INSTRUCTIONS FOR THE TASK — Quote the whole listing word for word. Do not include the pictures.

· · · ·

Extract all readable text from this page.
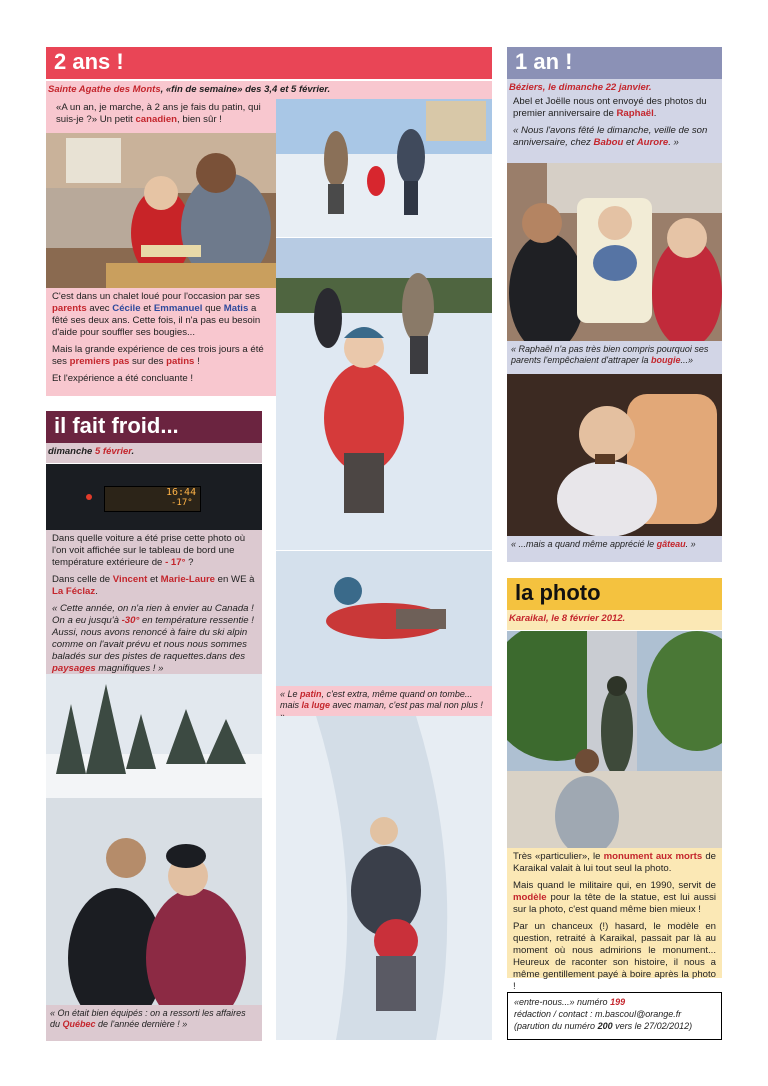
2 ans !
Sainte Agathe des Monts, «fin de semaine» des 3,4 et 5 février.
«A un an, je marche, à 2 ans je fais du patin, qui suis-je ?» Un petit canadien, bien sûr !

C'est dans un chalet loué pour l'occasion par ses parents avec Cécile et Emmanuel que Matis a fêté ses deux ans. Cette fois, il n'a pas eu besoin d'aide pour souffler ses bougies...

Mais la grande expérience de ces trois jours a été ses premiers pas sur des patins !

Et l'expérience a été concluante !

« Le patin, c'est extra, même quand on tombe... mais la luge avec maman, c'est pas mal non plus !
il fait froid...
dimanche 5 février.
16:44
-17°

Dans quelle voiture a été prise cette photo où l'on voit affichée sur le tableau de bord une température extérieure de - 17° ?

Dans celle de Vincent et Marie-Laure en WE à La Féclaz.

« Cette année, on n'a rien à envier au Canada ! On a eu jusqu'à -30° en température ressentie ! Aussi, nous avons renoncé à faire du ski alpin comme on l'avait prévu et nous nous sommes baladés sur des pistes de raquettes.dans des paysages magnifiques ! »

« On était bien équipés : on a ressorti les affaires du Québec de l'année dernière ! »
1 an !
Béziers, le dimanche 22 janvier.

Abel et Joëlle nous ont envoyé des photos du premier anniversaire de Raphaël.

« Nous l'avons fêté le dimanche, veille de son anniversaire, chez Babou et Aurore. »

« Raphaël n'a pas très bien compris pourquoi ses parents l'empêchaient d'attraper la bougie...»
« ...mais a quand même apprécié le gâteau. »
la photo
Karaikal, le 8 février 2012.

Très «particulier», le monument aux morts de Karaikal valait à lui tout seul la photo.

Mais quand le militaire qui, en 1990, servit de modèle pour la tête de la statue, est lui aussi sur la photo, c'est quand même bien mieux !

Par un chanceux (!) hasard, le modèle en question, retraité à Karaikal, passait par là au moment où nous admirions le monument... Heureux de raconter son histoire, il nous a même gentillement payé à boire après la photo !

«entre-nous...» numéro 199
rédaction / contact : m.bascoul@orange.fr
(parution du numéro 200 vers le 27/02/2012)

· · · ·

SOLUTION FOR THIS PROBLEM —
Extract all readable text from this page.
2 ans !
Sainte Agathe des Monts, «fin de semaine» des 3,4 et 5 février.
«A un an, je marche, à 2 ans je fais du patin, qui suis-je ?» Un petit canadien, bien sûr !

C'est dans un chalet loué pour l'occasion par ses parents avec Cécile et Emmanuel que Matis a fêté ses deux ans. Cette fois, il n'a pas eu besoin d'aide pour souffler ses bougies...

Mais la grande expérience de ces trois jours a été ses premiers pas sur des patins !

Et l'expérience a été concluante !

« Le patin, c'est extra, même quand on tombe... mais la luge avec maman, c'est pas mal non plus !
il fait froid...
dimanche 5 février.
16:44
-17°

Dans quelle voiture a été prise cette photo où l'on voit affichée sur le tableau de bord une température extérieure de - 17° ?

Dans celle de Vincent et Marie-Laure en WE à La Féclaz.

« Cette année, on n'a rien à envier au Canada ! On a eu jusqu'à -30° en température ressentie ! Aussi, nous avons renoncé à faire du ski alpin comme on l'avait prévu et nous nous sommes baladés sur des pistes de raquettes.dans des paysages magnifiques ! »

« On était bien équipés : on a ressorti les affaires du Québec de l'année dernière ! »
1 an !
Béziers, le dimanche 22 janvier.

Abel et Joëlle nous ont envoyé des photos du premier anniversaire de Raphaël.

« Nous l'avons fêté le dimanche, veille de son anniversaire, chez Babou et Aurore. »

« Raphaël n'a pas très bien compris pourquoi ses parents l'empêchaient d'attraper la bougie...»
« ...mais a quand même apprécié le gâteau. »
la photo
Karaikal, le 8 février 2012.

Très «particulier», le monument aux morts de Karaikal valait à lui tout seul la photo.

Mais quand le militaire qui, en 1990, servit de modèle pour la tête de la statue, est lui aussi sur la photo, c'est quand même bien mieux !

Par un chanceux (!) hasard, le modèle en question, retraité à Karaikal, passait par là au moment où nous admirions le monument... Heureux de raconter son histoire, il nous a même gentillement payé à boire après la photo !

«entre-nous...» numéro 199
rédaction / contact : m.bascoul@orange.fr
(parution du numéro 200 vers le 27/02/2012)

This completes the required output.